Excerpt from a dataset
═══

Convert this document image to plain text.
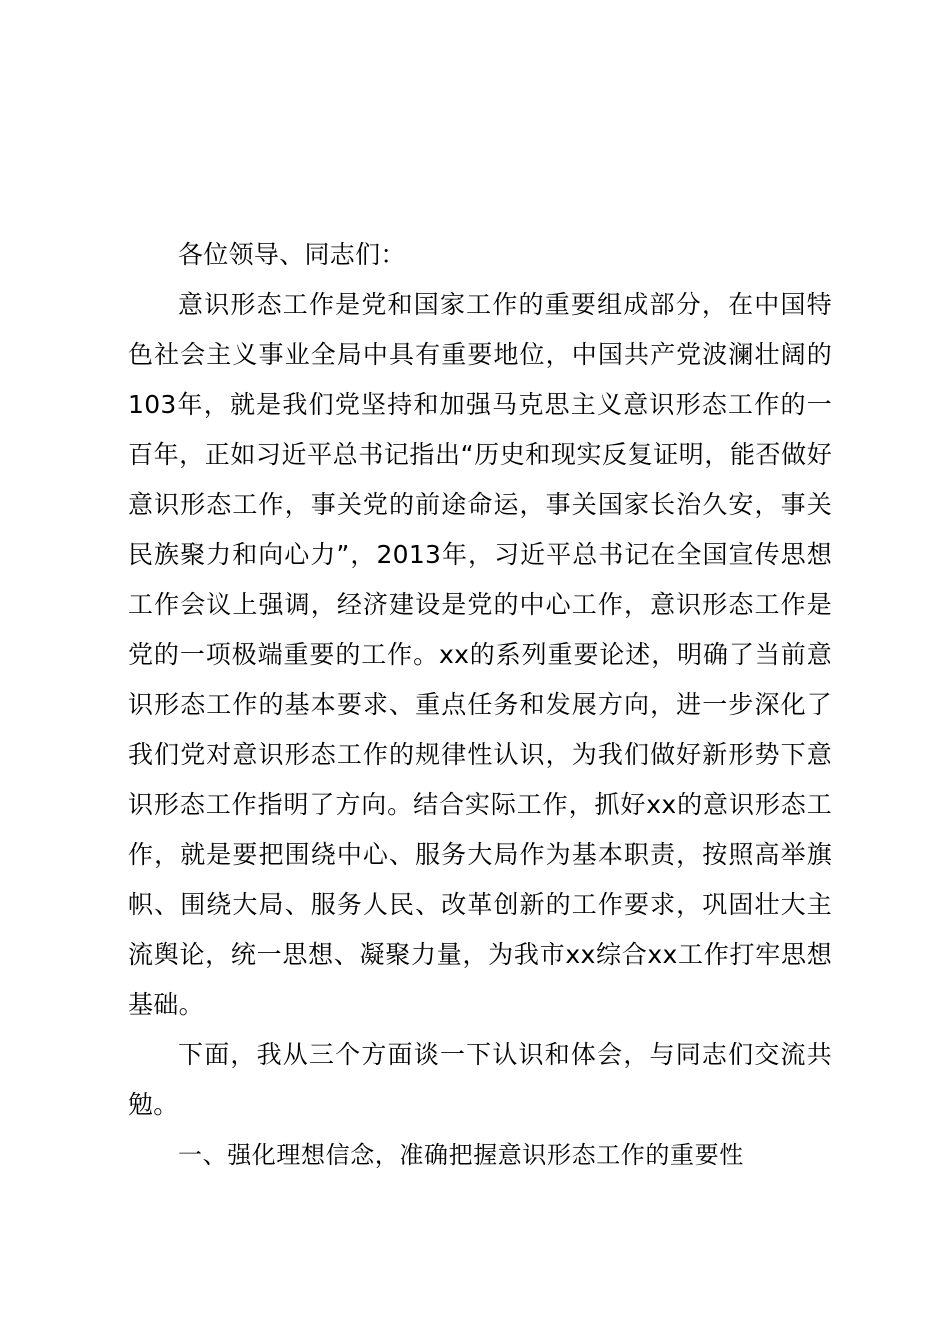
各位领导、同志们：

意识形态工作是党和国家工作的重要组成部分，在中国特色社会主义事业全局中具有重要地位，中国共产党波澜壮阔的103年，就是我们党坚持和加强马克思主义意识形态工作的一百年，正如习近平总书记指出“历史和现实反复证明，能否做好意识形态工作，事关党的前途命运，事关国家长治久安，事关民族聚力和向心力”，2013年，习近平总书记在全国宣传思想工作会议上强调，经济建设是党的中心工作，意识形态工作是党的一项极端重要的工作。xx的系列重要论述，明确了当前意识形态工作的基本要求、重点任务和发展方向，进一步深化了我们党对意识形态工作的规律性认识，为我们做好新形势下意识形态工作指明了方向。结合实际工作，抓好xx的意识形态工作，就是要把围绕中心、服务大局作为基本职责，按照高举旗帜、围绕大局、服务人民、改革创新的工作要求，巩固壮大主流舆论，统一思想、凝聚力量，为我市xx综合xx工作打牢思想基础。

下面，我从三个方面谈一下认识和体会，与同志们交流共勉。

一、强化理想信念，准确把握意识形态工作的重要性
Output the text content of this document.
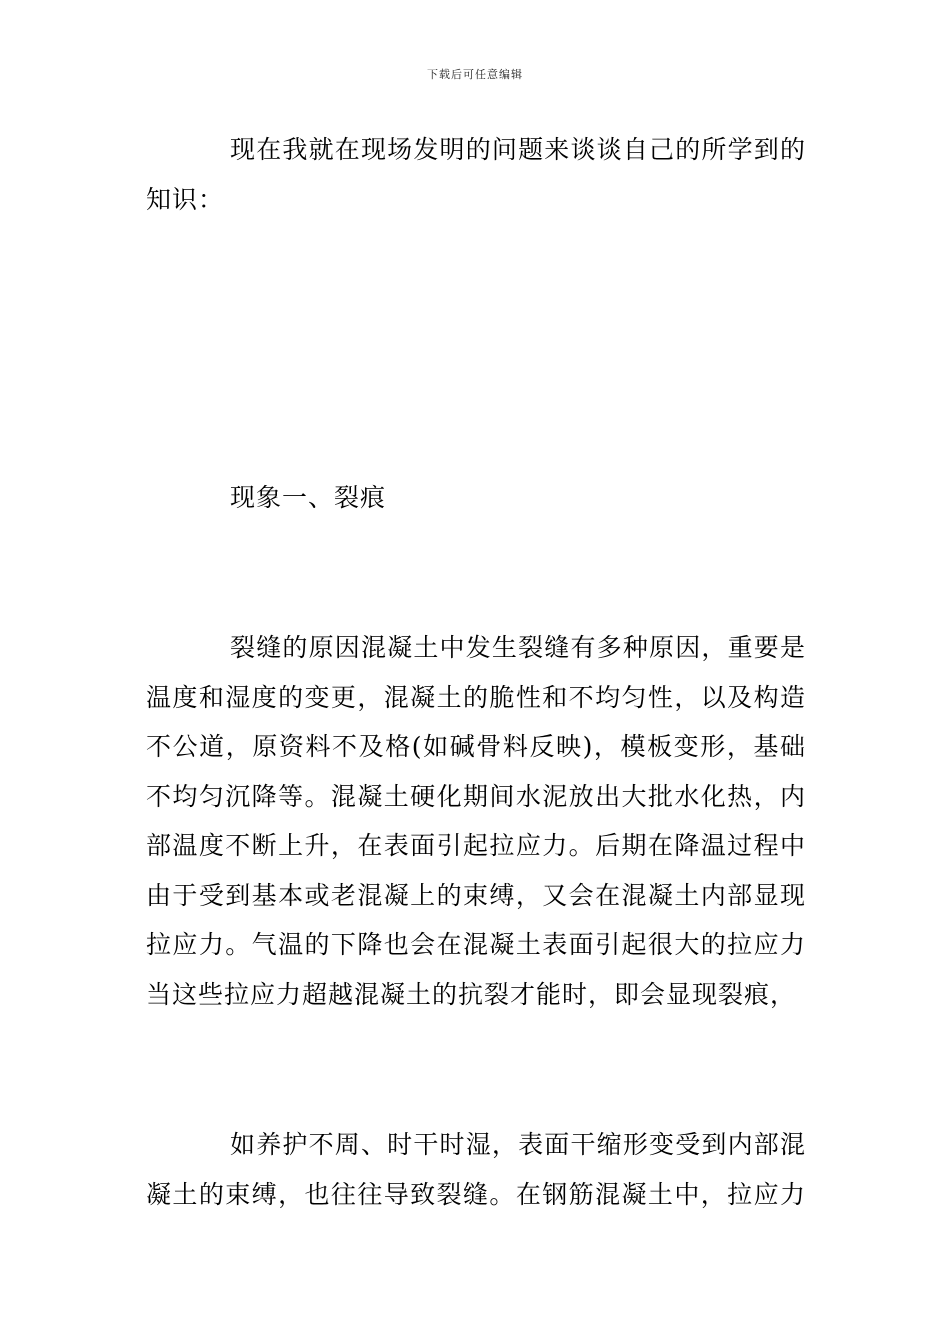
下载后可任意编辑
现在我就在现场发明的问题来谈谈自己的所学到的
知识：
现象一、裂痕
裂缝的原因混凝土中发生裂缝有多种原因，重要是
温度和湿度的变更，混凝土的脆性和不均匀性，以及构造
不公道，原资料不及格(如碱骨料反映)，模板变形，基础
不均匀沉降等。混凝土硬化期间水泥放出大批水化热，内
部温度不断上升，在表面引起拉应力。后期在降温过程中
由于受到基本或老混凝上的束缚，又会在混凝土内部显现
拉应力。气温的下降也会在混凝土表面引起很大的拉应力
当这些拉应力超越混凝土的抗裂才能时，即会显现裂痕，
如养护不周、时干时湿，表面干缩形变受到内部混
凝土的束缚，也往往导致裂缝。在钢筋混凝土中，拉应力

═══

▶ _Stated exercise_:
Exclude the images and reproduce the remaining data exactly.

▶ _Response_:
Convert this document image to plain text.
各位领导、同志们：

意识形态工作是党和国家工作的重要组成部分，在中国特色社会主义事业全局中具有重要地位，中国共产党波澜壮阔的103年，就是我们党坚持和加强马克思主义意识形态工作的一百年，正如习近平总书记指出“历史和现实反复证明，能否做好意识形态工作，事关党的前途命运，事关国家长治久安，事关民族聚力和向心力”，2013年，习近平总书记在全国宣传思想工作会议上强调，经济建设是党的中心工作，意识形态工作是党的一项极端重要的工作。xx的系列重要论述，明确了当前意识形态工作的基本要求、重点任务和发展方向，进一步深化了我们党对意识形态工作的规律性认识，为我们做好新形势下意识形态工作指明了方向。结合实际工作，抓好xx的意识形态工作，就是要把围绕中心、服务大局作为基本职责，按照高举旗帜、围绕大局、服务人民、改革创新的工作要求，巩固壮大主流舆论，统一思想、凝聚力量，为我市xx综合xx工作打牢思想基础。

下面，我从三个方面谈一下认识和体会，与同志们交流共勉。

一、强化理想信念，准确把握意识形态工作的重要性
Output the text content of this document.
下载后可任意编辑
现在我就在现场发明的问题来谈谈自己的所学到的
知识：
现象一、裂痕
裂缝的原因混凝土中发生裂缝有多种原因，重要是
温度和湿度的变更，混凝土的脆性和不均匀性，以及构造
不公道，原资料不及格(如碱骨料反映)，模板变形，基础
不均匀沉降等。混凝土硬化期间水泥放出大批水化热，内
部温度不断上升，在表面引起拉应力。后期在降温过程中
由于受到基本或老混凝上的束缚，又会在混凝土内部显现
拉应力。气温的下降也会在混凝土表面引起很大的拉应力
当这些拉应力超越混凝土的抗裂才能时，即会显现裂痕，
如养护不周、时干时湿，表面干缩形变受到内部混
凝土的束缚，也往往导致裂缝。在钢筋混凝土中，拉应力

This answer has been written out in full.